### Aim
Compute how many lines in the entries below contain "name", and output nothing but the number.

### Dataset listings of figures
(begin)

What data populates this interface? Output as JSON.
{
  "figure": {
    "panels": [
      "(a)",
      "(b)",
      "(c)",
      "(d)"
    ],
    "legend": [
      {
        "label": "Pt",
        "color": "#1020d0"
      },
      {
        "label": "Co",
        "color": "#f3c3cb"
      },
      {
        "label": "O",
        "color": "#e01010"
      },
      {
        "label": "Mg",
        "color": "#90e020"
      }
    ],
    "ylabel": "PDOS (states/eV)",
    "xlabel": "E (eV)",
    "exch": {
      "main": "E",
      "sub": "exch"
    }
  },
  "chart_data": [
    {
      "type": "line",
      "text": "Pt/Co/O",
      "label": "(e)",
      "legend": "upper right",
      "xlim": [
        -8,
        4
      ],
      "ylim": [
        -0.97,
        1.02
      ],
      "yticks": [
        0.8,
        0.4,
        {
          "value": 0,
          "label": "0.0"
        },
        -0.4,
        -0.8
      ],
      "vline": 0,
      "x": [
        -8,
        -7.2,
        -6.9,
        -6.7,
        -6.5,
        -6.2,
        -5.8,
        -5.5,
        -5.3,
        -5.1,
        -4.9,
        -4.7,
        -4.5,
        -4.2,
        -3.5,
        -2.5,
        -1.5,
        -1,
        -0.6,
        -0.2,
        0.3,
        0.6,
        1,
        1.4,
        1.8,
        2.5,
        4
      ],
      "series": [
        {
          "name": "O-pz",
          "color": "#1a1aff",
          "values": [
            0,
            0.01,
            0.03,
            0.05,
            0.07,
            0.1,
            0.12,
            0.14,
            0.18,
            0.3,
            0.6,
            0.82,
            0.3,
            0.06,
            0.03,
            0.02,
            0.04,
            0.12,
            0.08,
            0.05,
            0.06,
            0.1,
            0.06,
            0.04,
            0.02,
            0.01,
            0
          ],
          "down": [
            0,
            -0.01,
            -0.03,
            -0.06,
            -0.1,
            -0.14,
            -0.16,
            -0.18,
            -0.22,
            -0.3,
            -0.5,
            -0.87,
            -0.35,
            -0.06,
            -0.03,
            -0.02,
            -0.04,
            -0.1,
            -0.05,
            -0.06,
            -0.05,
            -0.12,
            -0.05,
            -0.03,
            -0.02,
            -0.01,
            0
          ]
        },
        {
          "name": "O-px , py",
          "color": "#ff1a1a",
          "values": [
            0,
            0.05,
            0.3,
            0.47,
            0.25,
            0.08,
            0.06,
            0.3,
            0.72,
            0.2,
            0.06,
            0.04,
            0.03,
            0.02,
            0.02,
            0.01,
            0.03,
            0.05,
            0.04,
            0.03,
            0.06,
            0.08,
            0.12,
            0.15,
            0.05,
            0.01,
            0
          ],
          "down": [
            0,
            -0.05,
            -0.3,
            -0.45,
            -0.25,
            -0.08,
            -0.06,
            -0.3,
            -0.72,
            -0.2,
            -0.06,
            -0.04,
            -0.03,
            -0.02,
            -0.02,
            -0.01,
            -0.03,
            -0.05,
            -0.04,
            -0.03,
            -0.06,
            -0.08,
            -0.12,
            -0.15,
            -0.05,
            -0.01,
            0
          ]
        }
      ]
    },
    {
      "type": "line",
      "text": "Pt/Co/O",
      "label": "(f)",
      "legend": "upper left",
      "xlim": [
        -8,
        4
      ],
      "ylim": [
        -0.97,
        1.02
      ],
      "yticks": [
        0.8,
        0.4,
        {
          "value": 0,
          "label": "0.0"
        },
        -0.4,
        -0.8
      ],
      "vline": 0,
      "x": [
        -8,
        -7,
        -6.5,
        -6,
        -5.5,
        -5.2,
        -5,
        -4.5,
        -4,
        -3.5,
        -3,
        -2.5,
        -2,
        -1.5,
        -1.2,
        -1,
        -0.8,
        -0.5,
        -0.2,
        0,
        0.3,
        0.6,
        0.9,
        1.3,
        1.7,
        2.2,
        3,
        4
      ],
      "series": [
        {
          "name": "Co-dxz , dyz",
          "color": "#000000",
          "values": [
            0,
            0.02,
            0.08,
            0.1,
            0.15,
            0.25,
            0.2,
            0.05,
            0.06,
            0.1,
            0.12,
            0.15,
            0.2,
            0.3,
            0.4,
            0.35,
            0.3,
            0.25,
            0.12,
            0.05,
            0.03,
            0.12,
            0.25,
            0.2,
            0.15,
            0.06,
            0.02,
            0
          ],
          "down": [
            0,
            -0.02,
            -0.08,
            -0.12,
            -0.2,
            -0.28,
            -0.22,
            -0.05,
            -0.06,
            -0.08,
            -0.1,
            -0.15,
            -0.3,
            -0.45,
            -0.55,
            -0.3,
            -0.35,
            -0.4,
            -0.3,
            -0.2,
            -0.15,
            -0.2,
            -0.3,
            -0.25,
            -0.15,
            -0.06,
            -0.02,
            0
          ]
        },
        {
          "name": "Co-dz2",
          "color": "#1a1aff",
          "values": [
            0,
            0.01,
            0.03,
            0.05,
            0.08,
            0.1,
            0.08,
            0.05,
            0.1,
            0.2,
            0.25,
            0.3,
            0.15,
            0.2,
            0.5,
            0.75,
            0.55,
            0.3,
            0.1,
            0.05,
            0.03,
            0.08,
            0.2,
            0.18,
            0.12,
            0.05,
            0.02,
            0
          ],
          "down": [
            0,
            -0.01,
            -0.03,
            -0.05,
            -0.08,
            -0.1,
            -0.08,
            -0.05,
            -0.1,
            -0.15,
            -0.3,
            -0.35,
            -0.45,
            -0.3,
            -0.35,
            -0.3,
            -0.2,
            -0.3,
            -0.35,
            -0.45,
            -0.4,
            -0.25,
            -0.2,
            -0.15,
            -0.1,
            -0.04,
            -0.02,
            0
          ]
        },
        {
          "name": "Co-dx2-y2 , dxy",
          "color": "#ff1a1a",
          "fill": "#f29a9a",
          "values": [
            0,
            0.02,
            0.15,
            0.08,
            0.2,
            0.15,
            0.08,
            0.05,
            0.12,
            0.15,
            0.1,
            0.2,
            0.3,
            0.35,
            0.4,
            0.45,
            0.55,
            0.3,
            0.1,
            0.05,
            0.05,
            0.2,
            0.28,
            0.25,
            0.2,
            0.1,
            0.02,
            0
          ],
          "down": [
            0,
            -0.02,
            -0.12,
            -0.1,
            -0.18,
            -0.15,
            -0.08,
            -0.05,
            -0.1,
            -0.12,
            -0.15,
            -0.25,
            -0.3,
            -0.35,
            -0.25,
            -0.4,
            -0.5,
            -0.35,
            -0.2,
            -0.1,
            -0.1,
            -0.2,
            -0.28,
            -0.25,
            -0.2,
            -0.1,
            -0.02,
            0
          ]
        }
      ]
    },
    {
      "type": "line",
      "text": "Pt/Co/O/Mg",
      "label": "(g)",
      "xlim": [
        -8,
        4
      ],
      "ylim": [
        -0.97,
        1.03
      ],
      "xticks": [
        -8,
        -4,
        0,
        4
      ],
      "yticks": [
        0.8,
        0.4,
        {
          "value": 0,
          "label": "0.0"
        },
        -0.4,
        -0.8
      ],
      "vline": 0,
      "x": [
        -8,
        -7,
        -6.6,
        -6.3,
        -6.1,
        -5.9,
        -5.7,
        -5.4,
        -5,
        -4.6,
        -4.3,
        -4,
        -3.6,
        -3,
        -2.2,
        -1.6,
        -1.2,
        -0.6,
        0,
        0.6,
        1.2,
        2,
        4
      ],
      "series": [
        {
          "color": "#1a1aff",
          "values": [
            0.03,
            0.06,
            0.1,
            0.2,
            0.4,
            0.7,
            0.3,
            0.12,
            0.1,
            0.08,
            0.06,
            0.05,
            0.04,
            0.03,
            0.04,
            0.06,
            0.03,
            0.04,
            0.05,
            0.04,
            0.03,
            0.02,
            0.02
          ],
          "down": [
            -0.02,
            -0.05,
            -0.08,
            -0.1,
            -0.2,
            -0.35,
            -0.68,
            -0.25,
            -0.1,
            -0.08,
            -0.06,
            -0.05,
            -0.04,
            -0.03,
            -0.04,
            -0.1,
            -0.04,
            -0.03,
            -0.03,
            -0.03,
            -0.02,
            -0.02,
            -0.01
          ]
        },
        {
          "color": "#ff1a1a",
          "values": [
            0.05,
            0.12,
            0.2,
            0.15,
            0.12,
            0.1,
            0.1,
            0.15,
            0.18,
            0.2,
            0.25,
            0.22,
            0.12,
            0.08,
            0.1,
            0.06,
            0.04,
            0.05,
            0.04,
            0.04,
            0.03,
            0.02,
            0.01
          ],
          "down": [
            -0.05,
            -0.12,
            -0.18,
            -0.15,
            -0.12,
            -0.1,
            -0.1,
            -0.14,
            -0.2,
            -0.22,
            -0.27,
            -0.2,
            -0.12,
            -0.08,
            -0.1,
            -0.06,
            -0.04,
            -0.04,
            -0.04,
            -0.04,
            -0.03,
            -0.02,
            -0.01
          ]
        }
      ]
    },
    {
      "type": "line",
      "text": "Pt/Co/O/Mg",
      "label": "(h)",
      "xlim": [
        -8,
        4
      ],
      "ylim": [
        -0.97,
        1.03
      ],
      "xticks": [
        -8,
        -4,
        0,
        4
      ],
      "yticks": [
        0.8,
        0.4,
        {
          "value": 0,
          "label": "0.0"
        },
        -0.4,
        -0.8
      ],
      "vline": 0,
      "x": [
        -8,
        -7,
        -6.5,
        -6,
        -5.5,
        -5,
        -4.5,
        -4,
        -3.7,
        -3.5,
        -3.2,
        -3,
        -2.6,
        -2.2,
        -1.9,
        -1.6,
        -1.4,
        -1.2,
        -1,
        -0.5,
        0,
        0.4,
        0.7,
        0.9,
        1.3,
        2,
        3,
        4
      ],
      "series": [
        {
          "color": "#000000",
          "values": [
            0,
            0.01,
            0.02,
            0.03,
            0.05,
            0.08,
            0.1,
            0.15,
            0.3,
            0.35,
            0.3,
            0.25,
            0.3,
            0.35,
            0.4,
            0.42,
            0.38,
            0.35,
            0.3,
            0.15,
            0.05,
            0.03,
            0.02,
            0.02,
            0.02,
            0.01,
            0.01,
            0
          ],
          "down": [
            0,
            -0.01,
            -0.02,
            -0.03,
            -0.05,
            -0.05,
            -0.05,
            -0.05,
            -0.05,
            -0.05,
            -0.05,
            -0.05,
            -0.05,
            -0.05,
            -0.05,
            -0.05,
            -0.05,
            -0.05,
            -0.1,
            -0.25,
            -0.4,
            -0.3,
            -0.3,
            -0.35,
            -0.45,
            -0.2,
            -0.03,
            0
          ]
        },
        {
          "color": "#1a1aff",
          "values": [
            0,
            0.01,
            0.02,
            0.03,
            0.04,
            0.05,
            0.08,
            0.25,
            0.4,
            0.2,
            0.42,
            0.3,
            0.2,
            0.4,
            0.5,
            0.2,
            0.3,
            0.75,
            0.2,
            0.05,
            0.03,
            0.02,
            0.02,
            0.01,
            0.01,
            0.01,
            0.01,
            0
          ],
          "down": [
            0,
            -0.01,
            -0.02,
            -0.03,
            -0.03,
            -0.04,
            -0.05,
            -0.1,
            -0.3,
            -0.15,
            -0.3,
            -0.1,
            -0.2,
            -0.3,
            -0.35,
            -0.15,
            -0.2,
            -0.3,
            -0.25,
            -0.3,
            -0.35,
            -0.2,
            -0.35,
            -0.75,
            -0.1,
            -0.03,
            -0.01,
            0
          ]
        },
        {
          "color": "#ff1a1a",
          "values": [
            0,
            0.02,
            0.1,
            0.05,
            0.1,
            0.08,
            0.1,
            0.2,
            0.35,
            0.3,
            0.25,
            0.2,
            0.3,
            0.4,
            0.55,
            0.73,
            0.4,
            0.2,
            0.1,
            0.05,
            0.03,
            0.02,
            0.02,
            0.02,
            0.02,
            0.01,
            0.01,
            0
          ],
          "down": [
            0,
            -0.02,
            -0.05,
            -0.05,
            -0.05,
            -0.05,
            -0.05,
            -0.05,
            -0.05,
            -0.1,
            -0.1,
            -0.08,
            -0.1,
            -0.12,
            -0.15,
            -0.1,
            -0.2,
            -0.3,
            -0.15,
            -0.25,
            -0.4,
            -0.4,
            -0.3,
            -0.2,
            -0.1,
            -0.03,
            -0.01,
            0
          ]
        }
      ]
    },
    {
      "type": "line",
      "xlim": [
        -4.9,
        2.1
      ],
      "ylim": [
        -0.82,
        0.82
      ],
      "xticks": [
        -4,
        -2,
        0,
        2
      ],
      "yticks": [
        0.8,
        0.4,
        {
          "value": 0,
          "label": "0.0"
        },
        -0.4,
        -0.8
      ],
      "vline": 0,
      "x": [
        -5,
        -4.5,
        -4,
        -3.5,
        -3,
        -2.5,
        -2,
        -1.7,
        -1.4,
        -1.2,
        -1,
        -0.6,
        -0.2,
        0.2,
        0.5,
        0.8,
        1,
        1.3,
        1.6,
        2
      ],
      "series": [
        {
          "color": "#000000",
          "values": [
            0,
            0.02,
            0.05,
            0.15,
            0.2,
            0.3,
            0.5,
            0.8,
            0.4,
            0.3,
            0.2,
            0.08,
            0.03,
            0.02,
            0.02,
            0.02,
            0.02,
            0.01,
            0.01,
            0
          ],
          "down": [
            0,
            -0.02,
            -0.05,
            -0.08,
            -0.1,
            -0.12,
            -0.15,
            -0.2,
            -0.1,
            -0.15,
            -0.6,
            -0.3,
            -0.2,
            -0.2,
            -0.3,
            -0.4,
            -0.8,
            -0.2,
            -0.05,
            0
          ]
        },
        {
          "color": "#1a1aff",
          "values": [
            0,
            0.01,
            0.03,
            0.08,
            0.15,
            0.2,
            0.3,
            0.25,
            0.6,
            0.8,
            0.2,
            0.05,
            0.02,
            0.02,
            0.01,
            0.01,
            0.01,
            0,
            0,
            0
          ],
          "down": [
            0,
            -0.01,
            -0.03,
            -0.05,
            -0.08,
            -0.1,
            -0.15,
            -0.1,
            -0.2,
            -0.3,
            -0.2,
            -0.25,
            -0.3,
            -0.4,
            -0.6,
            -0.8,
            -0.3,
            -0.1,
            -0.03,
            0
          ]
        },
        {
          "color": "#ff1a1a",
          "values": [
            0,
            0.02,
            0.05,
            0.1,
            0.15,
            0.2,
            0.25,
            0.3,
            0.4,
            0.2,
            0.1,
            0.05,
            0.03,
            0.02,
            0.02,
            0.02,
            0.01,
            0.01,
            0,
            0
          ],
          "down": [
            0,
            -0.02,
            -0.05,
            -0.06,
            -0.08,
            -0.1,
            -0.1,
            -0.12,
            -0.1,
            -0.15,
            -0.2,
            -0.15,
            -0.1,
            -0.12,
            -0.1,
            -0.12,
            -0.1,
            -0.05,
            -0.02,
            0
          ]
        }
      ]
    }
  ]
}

(end)

### Response to this task
5